(What to produce):
Could you gather and copy every line of the records that contains the word "visits"?

(A run of records)
□ □ □

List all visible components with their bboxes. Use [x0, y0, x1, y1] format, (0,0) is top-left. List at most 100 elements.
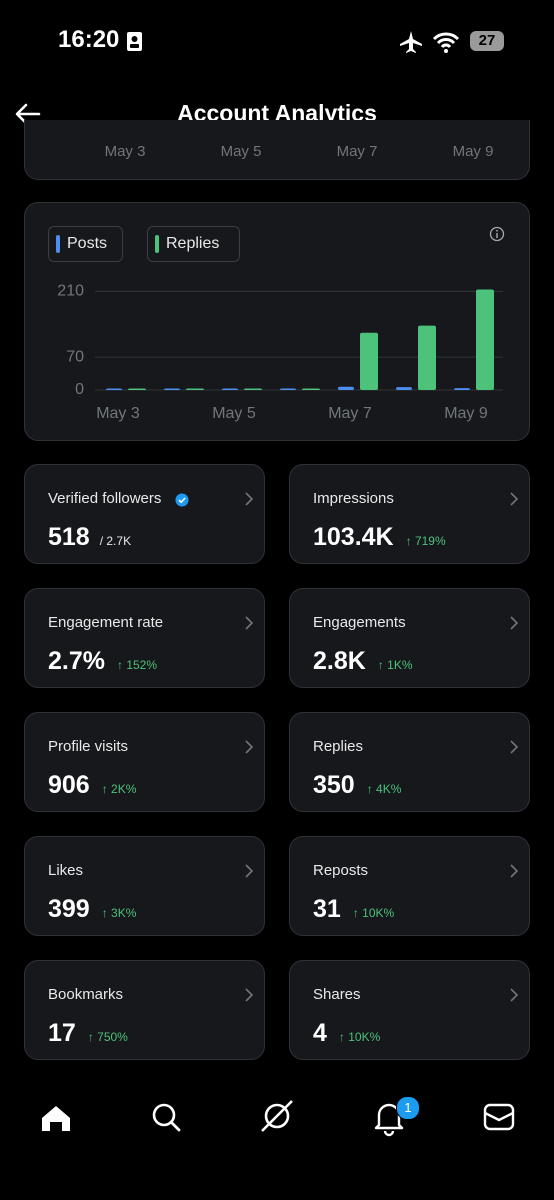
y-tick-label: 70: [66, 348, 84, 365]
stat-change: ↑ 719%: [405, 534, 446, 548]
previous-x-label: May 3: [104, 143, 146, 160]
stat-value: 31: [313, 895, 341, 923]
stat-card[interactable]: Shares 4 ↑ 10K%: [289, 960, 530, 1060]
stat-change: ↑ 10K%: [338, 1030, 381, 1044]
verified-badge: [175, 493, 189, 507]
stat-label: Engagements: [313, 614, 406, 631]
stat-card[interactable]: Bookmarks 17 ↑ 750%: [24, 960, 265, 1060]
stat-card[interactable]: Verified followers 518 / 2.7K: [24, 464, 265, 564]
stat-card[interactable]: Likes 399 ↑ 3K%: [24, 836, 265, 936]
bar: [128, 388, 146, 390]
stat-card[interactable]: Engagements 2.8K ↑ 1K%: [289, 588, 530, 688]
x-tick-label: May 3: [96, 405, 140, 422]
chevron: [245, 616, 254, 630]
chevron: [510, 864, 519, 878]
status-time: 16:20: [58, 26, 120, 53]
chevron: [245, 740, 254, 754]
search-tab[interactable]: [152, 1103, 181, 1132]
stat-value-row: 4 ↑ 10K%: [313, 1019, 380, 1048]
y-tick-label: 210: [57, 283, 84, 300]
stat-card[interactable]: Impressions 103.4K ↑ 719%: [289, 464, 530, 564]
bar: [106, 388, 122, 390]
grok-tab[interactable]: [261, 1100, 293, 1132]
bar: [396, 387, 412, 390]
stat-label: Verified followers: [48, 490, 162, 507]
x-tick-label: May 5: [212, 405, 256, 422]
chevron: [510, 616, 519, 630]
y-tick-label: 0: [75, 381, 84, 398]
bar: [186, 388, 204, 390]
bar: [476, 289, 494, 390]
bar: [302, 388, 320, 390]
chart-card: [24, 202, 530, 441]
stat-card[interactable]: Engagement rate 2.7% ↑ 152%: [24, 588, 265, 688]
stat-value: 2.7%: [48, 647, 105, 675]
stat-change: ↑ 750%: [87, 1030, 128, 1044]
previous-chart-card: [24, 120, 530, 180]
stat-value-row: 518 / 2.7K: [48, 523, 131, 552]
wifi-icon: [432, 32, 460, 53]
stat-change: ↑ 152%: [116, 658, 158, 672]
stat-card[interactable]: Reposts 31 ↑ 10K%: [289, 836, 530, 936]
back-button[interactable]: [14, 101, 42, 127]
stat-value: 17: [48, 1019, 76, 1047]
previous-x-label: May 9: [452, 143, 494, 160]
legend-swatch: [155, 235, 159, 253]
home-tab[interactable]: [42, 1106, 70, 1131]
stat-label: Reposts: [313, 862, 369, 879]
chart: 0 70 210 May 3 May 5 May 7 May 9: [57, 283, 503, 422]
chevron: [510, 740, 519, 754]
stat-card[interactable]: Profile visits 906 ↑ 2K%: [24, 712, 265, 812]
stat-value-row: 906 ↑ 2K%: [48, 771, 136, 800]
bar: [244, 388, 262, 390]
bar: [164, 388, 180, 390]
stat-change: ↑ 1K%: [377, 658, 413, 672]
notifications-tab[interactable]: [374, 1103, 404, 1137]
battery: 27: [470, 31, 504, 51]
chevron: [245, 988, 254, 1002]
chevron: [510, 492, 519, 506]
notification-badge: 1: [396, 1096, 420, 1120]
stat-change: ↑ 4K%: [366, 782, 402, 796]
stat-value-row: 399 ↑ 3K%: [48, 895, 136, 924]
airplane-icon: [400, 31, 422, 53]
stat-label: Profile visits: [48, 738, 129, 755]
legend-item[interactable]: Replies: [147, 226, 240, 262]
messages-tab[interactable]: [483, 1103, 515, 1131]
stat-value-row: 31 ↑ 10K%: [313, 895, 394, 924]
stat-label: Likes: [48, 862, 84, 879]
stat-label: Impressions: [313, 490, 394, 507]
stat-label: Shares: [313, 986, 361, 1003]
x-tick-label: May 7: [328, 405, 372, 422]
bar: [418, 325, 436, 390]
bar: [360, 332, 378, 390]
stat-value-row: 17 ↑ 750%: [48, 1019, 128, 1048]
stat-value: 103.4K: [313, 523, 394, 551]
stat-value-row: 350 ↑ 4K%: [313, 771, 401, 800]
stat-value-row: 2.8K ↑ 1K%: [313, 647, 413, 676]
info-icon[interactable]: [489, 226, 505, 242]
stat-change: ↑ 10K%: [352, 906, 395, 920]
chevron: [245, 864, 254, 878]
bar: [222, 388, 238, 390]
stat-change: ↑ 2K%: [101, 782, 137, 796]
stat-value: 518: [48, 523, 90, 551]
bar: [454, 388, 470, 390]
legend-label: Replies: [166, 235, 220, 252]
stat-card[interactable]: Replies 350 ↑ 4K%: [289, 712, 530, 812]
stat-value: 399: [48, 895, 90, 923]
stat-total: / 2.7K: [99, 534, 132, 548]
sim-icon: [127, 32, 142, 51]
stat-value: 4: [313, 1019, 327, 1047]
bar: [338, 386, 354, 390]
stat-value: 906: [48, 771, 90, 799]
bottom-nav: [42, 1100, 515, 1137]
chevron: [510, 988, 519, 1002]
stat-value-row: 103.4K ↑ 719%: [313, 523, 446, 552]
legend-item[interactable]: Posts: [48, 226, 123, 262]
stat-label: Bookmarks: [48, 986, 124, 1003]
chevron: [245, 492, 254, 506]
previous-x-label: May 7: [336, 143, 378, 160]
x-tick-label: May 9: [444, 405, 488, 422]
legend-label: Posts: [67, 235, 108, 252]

□ □ □

(Correct answer):
stat-card[interactable]: Profile visits 906 ↑ 2K%: [24, 712, 265, 812]
stat-label: Profile visits: [48, 738, 129, 755]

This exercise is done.